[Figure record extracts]
[Begin]

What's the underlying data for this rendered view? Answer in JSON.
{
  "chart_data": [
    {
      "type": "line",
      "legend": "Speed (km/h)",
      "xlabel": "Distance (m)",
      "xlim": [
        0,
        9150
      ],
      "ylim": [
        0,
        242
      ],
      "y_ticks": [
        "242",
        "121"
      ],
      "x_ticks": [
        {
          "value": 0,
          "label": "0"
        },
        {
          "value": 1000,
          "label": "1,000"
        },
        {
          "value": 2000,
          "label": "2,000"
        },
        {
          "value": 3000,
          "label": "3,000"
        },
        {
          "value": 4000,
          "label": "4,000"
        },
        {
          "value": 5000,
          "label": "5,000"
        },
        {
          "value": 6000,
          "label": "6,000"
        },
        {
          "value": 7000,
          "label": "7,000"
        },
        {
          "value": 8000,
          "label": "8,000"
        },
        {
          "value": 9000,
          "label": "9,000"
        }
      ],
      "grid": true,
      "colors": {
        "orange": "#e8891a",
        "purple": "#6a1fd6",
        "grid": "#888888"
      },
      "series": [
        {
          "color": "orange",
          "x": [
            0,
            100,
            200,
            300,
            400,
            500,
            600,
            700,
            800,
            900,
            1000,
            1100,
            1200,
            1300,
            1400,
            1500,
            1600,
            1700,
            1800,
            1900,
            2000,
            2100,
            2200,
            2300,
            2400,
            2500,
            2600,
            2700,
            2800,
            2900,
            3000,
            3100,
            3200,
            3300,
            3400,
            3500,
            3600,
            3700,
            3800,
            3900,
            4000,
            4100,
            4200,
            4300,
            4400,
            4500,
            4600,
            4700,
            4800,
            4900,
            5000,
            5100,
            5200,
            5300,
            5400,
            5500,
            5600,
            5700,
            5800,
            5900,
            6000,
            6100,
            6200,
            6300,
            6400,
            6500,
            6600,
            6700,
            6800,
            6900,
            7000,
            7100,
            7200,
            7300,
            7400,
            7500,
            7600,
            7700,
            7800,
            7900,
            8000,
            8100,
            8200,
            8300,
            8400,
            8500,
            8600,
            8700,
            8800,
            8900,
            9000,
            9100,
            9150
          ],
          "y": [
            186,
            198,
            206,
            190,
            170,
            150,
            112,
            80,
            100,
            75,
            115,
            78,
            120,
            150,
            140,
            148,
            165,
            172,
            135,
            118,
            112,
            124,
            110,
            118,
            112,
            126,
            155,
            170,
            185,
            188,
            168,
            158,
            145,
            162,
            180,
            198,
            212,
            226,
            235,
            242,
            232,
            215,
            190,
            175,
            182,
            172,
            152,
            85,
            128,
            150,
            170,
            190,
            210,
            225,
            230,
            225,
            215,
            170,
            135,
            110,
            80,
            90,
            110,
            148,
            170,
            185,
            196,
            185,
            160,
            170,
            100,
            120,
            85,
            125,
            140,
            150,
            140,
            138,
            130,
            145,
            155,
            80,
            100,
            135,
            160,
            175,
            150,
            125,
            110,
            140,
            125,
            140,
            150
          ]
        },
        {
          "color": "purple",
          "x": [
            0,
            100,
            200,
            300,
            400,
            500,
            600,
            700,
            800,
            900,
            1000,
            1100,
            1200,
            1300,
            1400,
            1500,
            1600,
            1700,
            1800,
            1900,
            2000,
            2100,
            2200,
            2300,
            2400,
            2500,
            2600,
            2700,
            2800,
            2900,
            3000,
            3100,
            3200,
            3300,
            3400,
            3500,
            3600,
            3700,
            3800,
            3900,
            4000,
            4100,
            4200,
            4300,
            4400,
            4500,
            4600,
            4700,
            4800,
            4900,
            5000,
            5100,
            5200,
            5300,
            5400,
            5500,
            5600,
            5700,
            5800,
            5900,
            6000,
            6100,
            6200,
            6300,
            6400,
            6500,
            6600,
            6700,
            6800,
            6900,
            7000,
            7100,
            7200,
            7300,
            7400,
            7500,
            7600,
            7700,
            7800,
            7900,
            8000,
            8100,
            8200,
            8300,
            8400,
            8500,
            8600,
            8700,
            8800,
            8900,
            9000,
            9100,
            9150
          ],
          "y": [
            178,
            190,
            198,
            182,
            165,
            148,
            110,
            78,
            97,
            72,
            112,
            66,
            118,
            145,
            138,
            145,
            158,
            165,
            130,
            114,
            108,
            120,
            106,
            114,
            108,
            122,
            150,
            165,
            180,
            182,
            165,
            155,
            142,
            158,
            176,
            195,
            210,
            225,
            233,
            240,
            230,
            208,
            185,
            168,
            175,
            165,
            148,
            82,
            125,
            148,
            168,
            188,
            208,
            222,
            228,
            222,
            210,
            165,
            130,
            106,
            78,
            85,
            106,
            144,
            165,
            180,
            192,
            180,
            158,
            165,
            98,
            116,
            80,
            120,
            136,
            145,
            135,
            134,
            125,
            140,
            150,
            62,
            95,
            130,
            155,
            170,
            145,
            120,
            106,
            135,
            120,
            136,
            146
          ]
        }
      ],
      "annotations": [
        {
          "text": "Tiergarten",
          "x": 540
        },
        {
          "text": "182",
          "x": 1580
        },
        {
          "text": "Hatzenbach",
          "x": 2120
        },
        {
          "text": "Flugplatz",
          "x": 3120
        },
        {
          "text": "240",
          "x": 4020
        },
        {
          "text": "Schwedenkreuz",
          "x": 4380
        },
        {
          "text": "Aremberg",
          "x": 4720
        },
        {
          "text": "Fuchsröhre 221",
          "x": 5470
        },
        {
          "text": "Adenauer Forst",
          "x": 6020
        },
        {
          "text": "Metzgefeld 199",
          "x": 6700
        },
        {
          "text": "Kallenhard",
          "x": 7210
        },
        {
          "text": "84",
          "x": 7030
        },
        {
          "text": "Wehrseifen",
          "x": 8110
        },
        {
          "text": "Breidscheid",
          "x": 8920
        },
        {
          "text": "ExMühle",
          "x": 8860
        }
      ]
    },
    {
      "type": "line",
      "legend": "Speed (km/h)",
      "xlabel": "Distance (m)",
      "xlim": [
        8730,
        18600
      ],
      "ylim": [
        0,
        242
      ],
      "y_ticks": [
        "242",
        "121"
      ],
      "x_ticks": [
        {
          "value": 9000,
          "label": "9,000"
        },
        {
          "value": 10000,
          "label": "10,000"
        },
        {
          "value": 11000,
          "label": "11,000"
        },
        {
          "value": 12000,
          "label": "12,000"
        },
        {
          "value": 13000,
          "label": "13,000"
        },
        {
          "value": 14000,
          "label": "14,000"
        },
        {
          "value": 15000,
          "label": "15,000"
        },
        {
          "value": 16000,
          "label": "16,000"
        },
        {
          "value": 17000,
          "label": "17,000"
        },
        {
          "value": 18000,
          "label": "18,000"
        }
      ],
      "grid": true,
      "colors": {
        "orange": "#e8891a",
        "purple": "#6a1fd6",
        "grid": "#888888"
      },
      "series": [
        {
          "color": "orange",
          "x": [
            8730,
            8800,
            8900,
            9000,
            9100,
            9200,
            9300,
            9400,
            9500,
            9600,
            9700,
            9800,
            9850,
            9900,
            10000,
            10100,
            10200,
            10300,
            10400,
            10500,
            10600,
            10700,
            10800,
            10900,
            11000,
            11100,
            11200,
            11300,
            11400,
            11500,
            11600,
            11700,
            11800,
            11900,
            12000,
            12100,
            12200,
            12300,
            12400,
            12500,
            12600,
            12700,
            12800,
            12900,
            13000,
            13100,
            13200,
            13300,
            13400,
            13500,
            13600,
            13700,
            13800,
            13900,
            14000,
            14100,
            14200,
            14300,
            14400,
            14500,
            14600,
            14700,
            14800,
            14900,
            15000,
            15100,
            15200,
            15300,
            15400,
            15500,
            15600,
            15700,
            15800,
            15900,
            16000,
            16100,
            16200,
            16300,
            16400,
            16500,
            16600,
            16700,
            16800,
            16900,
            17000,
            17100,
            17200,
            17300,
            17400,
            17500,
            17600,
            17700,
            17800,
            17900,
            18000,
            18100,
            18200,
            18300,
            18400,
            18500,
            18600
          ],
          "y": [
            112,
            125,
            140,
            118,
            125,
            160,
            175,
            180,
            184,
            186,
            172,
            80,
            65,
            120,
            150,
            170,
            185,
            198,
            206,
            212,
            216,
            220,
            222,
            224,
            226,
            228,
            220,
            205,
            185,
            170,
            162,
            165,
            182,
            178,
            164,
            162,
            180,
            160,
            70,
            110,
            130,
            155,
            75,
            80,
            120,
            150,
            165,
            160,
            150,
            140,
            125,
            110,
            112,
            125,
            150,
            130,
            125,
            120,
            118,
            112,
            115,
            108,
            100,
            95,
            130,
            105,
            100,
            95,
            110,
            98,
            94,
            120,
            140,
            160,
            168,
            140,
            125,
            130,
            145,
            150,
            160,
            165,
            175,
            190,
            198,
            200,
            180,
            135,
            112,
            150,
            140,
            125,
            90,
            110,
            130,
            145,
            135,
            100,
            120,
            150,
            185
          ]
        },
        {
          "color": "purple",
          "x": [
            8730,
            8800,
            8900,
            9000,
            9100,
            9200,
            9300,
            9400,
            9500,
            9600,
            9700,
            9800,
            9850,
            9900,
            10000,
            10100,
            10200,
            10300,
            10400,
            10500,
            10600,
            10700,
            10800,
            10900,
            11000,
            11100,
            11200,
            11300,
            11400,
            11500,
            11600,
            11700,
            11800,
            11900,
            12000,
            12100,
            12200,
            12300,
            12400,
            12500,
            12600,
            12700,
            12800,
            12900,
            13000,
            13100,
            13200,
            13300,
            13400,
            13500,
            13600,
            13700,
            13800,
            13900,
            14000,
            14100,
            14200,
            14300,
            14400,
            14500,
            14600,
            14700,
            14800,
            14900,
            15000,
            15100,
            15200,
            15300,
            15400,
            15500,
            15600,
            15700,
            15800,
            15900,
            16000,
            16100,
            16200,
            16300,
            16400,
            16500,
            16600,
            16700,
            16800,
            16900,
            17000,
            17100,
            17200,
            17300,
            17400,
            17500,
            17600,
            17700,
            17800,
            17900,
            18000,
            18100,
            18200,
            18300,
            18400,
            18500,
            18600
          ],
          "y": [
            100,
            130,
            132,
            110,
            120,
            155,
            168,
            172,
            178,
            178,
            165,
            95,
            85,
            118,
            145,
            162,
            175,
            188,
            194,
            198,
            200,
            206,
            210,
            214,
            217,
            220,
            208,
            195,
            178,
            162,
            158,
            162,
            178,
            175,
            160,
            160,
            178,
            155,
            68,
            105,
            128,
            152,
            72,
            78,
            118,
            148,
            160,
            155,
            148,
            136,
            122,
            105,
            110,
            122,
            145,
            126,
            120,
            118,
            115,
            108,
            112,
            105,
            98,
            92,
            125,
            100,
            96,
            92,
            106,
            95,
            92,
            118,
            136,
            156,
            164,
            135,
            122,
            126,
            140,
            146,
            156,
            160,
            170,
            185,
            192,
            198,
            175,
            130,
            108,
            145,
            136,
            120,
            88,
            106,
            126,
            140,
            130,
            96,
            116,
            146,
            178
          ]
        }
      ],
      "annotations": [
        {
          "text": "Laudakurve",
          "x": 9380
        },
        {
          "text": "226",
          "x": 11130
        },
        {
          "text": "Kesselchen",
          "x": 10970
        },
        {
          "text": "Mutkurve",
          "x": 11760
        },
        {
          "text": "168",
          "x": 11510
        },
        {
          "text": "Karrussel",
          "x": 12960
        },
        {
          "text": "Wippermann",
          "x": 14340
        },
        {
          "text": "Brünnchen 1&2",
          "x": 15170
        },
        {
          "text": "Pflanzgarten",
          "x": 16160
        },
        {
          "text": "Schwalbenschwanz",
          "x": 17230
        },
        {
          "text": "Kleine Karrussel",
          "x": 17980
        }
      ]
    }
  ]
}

[End]

» WHAT YOU HAVE TO DO
Tally the lines of the data that contain the string "Karrussel" and report the total alone.

» PROBLEM SOLUTION
2